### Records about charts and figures
>>>>
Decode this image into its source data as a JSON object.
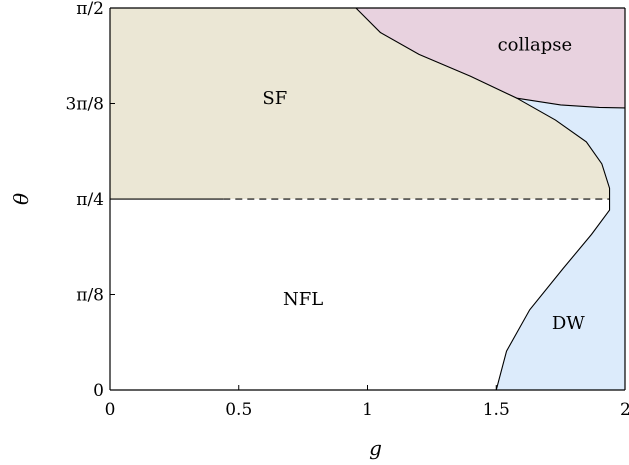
{
  "chart_data": {
    "type": "area",
    "title": "",
    "xlabel": "g",
    "ylabel": "θ",
    "xlim": [
      0,
      2
    ],
    "ylim": [
      0,
      1.5708
    ],
    "x_ticks": [
      {
        "value": 0,
        "label": "0"
      },
      {
        "value": 0.5,
        "label": "0.5"
      },
      {
        "value": 1,
        "label": "1"
      },
      {
        "value": 1.5,
        "label": "1.5"
      },
      {
        "value": 2,
        "label": "2"
      }
    ],
    "y_ticks": [
      {
        "value": 0,
        "label": "0"
      },
      {
        "value": 0.3927,
        "label": "π/8"
      },
      {
        "value": 0.7854,
        "label": "π/4"
      },
      {
        "value": 1.1781,
        "label": "3π/8"
      },
      {
        "value": 1.5708,
        "label": "π/2"
      }
    ],
    "regions": [
      {
        "name": "SF",
        "label": "SF",
        "color": "#ebe7d5",
        "label_at": [
          0.64,
          1.2
        ],
        "boundary": [
          [
            0,
            0.785
          ],
          [
            0.44,
            0.785
          ],
          [
            1.94,
            0.785
          ],
          [
            1.94,
            0.83
          ],
          [
            1.91,
            0.93
          ],
          [
            1.85,
            1.02
          ],
          [
            1.73,
            1.11
          ],
          [
            1.58,
            1.2
          ],
          [
            1.4,
            1.29
          ],
          [
            1.2,
            1.38
          ],
          [
            1.05,
            1.47
          ],
          [
            0.955,
            1.5708
          ],
          [
            0,
            1.5708
          ]
        ]
      },
      {
        "name": "collapse",
        "label": "collapse",
        "color": "#e8d2df",
        "label_at": [
          1.65,
          1.42
        ],
        "boundary": [
          [
            0.955,
            1.5708
          ],
          [
            1.05,
            1.47
          ],
          [
            1.2,
            1.38
          ],
          [
            1.4,
            1.29
          ],
          [
            1.58,
            1.2
          ],
          [
            1.75,
            1.172
          ],
          [
            1.9,
            1.162
          ],
          [
            2,
            1.16
          ],
          [
            2,
            1.5708
          ]
        ]
      },
      {
        "name": "DW",
        "label": "DW",
        "color": "#dcebfb",
        "label_at": [
          1.78,
          0.275
        ],
        "boundary": [
          [
            1.5,
            0
          ],
          [
            1.54,
            0.16
          ],
          [
            1.63,
            0.33
          ],
          [
            1.76,
            0.5
          ],
          [
            1.87,
            0.64
          ],
          [
            1.94,
            0.74
          ],
          [
            1.94,
            0.785
          ],
          [
            1.94,
            0.83
          ],
          [
            1.91,
            0.93
          ],
          [
            1.85,
            1.02
          ],
          [
            1.73,
            1.11
          ],
          [
            1.58,
            1.2
          ],
          [
            1.75,
            1.172
          ],
          [
            1.9,
            1.162
          ],
          [
            2,
            1.16
          ],
          [
            2,
            0
          ]
        ]
      },
      {
        "name": "NFL",
        "label": "NFL",
        "color": "#ffffff",
        "label_at": [
          0.75,
          0.375
        ],
        "boundary": []
      }
    ],
    "boundaries": [
      {
        "name": "sf-nfl-solid",
        "style": "solid",
        "points": [
          [
            0,
            0.785
          ],
          [
            0.44,
            0.785
          ]
        ]
      },
      {
        "name": "sf-nfl-dashed",
        "style": "dashed",
        "points": [
          [
            0.44,
            0.785
          ],
          [
            1.94,
            0.785
          ]
        ]
      },
      {
        "name": "collapse-boundary",
        "style": "solid",
        "points": [
          [
            0.955,
            1.5708
          ],
          [
            1.05,
            1.47
          ],
          [
            1.2,
            1.38
          ],
          [
            1.4,
            1.29
          ],
          [
            1.58,
            1.2
          ],
          [
            1.75,
            1.172
          ],
          [
            1.9,
            1.162
          ],
          [
            2,
            1.16
          ]
        ]
      },
      {
        "name": "sf-dw-boundary",
        "style": "solid",
        "points": [
          [
            1.58,
            1.2
          ],
          [
            1.73,
            1.11
          ],
          [
            1.85,
            1.02
          ],
          [
            1.91,
            0.93
          ],
          [
            1.94,
            0.83
          ],
          [
            1.94,
            0.785
          ],
          [
            1.94,
            0.74
          ],
          [
            1.87,
            0.64
          ],
          [
            1.76,
            0.5
          ],
          [
            1.63,
            0.33
          ],
          [
            1.54,
            0.16
          ],
          [
            1.5,
            0
          ]
        ]
      }
    ],
    "grid": false,
    "legend": "none"
  }
}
<<<<
### TASK DETAILS
Find each line in the records holding the string "collapse" and show it.

### TASK SOLUTION
        "name": "collapse",
        "label": "collapse",
        "name": "collapse-boundary",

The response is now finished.